The exercise -> Gather from the material every line that contains the string "JSON".

Stored rows ->
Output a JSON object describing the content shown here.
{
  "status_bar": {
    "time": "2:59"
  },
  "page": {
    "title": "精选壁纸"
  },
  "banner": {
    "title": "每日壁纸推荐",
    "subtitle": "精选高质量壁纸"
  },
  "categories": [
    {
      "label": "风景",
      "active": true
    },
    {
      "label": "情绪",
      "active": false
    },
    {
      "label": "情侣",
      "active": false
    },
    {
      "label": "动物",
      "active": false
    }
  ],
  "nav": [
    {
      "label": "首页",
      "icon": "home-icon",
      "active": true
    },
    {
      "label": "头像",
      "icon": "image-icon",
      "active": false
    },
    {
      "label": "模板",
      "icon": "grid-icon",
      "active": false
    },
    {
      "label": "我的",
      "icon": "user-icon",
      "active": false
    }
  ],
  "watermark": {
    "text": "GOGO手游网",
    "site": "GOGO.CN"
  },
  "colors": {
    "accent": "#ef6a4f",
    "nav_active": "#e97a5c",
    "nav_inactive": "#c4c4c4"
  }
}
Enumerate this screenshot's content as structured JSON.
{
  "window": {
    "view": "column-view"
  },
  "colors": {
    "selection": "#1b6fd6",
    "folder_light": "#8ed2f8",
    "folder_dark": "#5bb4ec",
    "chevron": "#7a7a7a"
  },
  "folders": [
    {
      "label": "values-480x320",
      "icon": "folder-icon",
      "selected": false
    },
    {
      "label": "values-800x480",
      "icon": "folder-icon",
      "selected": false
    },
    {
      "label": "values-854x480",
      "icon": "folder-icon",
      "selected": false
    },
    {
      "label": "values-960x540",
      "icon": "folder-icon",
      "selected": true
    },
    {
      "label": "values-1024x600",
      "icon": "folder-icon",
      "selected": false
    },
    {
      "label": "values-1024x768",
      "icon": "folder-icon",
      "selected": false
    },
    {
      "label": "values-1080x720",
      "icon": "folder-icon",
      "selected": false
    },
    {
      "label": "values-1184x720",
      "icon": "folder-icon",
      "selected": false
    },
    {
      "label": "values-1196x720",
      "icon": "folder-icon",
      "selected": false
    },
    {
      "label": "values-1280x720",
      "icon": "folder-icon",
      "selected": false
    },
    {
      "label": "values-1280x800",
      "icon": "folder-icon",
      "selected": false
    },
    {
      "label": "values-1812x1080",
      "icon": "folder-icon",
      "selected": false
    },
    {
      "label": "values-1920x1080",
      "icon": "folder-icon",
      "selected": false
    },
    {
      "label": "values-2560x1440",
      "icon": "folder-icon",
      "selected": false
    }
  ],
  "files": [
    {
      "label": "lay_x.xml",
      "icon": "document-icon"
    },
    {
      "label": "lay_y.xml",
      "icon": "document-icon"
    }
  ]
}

Exercise output ->
Output a JSON object describing the content shown here.
Enumerate this screenshot's content as structured JSON.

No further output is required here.